### Task prompt
Reproduce every line of the data below without changing a single character.

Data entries
-*-*-
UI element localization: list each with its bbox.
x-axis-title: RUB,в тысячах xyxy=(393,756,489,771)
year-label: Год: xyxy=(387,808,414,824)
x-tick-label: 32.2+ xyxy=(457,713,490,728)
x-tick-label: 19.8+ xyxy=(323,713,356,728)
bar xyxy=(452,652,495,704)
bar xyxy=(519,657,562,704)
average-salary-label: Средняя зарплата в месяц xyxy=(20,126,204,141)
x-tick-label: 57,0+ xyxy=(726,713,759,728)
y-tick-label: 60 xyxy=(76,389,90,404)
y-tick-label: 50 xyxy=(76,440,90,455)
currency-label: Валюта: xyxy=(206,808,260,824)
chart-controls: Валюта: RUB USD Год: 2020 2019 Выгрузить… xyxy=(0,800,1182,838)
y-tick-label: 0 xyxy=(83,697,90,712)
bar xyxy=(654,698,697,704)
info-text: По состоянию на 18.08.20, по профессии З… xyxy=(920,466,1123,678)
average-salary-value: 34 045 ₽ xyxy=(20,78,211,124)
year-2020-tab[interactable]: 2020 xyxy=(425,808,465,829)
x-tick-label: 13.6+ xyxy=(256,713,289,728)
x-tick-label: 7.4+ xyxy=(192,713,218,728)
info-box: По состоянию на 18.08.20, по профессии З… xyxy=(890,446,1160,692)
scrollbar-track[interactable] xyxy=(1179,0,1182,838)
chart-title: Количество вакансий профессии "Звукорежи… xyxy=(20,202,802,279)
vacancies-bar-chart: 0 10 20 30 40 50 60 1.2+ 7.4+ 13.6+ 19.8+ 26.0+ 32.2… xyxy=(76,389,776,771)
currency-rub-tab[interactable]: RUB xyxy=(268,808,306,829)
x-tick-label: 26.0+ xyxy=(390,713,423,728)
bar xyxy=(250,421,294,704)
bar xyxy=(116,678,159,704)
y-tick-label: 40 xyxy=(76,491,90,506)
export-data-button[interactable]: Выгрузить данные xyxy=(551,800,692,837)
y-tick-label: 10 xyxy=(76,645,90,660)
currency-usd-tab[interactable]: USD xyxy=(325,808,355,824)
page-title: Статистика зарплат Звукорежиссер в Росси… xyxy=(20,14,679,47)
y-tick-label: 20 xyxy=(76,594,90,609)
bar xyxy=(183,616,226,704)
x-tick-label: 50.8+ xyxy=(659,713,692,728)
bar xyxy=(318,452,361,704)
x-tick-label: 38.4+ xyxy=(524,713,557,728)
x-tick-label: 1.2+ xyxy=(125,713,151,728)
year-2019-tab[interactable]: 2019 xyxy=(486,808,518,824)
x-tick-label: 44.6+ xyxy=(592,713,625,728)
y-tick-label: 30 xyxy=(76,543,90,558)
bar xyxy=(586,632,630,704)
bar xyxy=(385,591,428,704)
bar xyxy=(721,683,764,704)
-*-*-
### Output for this exercise
UI element localization: list each with its bbox.
x-axis-title: RUB,в тысячах xyxy=(393,756,489,771)
year-label: Год: xyxy=(387,808,414,824)
x-tick-label: 32.2+ xyxy=(457,713,490,728)
x-tick-label: 19.8+ xyxy=(323,713,356,728)
bar xyxy=(452,652,495,704)
bar xyxy=(519,657,562,704)
average-salary-label: Средняя зарплата в месяц xyxy=(20,126,204,141)
x-tick-label: 57,0+ xyxy=(726,713,759,728)
y-tick-label: 60 xyxy=(76,389,90,404)
y-tick-label: 50 xyxy=(76,440,90,455)
currency-label: Валюта: xyxy=(206,808,260,824)
chart-controls: Валюта: RUB USD Год: 2020 2019 Выгрузить… xyxy=(0,800,1182,838)
y-tick-label: 0 xyxy=(83,697,90,712)
bar xyxy=(654,698,697,704)
info-text: По состоянию на 18.08.20, по профессии З… xyxy=(920,466,1123,678)
average-salary-value: 34 045 ₽ xyxy=(20,78,211,124)
year-2020-tab[interactable]: 2020 xyxy=(425,808,465,829)
x-tick-label: 13.6+ xyxy=(256,713,289,728)
x-tick-label: 7.4+ xyxy=(192,713,218,728)
info-box: По состоянию на 18.08.20, по профессии З… xyxy=(890,446,1160,692)
scrollbar-track[interactable] xyxy=(1179,0,1182,838)
chart-title: Количество вакансий профессии "Звукорежи… xyxy=(20,202,802,279)
vacancies-bar-chart: 0 10 20 30 40 50 60 1.2+ 7.4+ 13.6+ 19.8+ 26.0+ 32.2… xyxy=(76,389,776,771)
currency-rub-tab[interactable]: RUB xyxy=(268,808,306,829)
x-tick-label: 26.0+ xyxy=(390,713,423,728)
bar xyxy=(250,421,294,704)
bar xyxy=(116,678,159,704)
y-tick-label: 40 xyxy=(76,491,90,506)
export-data-button[interactable]: Выгрузить данные xyxy=(551,800,692,837)
y-tick-label: 10 xyxy=(76,645,90,660)
currency-usd-tab[interactable]: USD xyxy=(325,808,355,824)
page-title: Статистика зарплат Звукорежиссер в Росси… xyxy=(20,14,679,47)
y-tick-label: 20 xyxy=(76,594,90,609)
bar xyxy=(183,616,226,704)
x-tick-label: 50.8+ xyxy=(659,713,692,728)
bar xyxy=(318,452,361,704)
x-tick-label: 38.4+ xyxy=(524,713,557,728)
x-tick-label: 1.2+ xyxy=(125,713,151,728)
year-2019-tab[interactable]: 2019 xyxy=(486,808,518,824)
x-tick-label: 44.6+ xyxy=(592,713,625,728)
y-tick-label: 30 xyxy=(76,543,90,558)
bar xyxy=(586,632,630,704)
bar xyxy=(385,591,428,704)
bar xyxy=(721,683,764,704)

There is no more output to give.